What you need to do — Reproduce each line from the records that holds "screenshot".

Recorded data —
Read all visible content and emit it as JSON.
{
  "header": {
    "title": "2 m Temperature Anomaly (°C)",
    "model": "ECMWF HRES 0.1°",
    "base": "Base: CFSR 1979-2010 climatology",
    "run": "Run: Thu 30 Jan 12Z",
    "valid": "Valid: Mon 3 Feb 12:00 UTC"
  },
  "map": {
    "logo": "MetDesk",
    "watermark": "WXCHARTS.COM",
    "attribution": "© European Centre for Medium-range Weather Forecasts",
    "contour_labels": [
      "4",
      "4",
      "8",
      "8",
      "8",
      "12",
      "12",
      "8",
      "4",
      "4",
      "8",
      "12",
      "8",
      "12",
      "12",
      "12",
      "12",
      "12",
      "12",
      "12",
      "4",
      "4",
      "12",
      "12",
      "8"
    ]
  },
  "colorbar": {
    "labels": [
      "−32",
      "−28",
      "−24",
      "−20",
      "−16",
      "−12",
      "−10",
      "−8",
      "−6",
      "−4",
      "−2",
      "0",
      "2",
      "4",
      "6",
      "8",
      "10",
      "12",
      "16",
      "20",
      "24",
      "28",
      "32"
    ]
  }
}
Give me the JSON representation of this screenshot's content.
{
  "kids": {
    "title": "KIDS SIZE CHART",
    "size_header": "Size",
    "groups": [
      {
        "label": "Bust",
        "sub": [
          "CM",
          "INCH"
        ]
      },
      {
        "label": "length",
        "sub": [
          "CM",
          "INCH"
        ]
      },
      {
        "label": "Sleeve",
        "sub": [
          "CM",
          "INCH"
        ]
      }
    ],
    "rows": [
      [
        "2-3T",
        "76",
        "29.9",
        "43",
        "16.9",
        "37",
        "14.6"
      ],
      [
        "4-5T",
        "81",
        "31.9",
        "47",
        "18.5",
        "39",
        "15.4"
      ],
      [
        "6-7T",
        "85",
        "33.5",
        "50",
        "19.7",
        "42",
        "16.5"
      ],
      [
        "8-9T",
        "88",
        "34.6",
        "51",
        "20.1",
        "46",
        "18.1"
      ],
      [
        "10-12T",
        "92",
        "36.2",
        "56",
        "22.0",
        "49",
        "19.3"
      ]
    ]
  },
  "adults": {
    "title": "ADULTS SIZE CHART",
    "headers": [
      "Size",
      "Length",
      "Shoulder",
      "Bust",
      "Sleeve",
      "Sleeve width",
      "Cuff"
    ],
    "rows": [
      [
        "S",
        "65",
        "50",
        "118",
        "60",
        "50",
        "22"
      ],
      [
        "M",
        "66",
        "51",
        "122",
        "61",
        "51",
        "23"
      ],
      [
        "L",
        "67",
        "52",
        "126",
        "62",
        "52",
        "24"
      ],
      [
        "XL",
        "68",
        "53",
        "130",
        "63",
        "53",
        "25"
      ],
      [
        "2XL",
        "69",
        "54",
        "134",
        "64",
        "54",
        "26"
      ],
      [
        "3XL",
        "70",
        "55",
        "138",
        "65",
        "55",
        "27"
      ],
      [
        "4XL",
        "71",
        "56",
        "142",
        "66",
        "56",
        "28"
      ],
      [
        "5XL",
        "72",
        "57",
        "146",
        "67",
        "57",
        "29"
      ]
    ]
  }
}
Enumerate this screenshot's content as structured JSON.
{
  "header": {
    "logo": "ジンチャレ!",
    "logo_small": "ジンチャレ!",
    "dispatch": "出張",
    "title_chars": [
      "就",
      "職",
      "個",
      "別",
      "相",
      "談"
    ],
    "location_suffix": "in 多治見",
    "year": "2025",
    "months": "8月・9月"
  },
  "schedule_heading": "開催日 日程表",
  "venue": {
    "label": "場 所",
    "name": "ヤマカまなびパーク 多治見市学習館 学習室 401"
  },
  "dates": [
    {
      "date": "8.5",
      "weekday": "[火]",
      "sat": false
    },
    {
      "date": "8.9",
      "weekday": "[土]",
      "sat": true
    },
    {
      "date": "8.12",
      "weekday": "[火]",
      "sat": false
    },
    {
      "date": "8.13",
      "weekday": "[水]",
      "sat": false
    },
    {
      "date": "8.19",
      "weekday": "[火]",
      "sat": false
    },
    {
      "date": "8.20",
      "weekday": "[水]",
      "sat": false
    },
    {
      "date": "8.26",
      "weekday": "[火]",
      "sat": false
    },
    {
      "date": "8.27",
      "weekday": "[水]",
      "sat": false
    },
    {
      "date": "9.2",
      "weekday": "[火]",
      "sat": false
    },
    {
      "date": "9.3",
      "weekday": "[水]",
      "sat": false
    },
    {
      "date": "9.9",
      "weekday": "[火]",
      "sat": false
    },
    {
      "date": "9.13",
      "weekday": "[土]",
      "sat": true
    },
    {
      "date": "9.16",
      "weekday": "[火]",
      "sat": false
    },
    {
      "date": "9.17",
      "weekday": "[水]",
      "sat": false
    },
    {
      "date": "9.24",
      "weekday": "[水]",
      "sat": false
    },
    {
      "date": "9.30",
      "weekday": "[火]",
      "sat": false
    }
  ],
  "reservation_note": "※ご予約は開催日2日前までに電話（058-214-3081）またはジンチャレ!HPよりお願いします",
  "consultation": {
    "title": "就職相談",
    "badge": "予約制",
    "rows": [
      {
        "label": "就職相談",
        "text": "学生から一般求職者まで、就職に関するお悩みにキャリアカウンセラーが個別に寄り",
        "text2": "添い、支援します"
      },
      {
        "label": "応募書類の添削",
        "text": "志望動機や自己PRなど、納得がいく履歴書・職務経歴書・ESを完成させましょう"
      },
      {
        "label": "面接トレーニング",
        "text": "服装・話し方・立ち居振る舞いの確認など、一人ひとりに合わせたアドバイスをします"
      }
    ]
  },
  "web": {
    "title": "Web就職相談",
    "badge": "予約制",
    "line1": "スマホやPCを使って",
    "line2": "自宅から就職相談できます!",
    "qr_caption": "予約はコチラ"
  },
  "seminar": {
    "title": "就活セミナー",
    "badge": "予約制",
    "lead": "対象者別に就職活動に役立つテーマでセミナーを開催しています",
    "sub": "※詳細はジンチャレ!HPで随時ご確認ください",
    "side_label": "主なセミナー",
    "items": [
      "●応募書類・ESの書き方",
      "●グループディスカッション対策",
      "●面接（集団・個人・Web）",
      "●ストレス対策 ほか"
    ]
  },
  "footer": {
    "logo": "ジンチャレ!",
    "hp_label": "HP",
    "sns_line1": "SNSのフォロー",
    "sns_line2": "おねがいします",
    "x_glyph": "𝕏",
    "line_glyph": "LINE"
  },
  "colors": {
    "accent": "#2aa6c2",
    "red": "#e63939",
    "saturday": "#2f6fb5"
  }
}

Complete response —
Give me the JSON representation of this screenshot's content.
Enumerate this screenshot's content as structured JSON.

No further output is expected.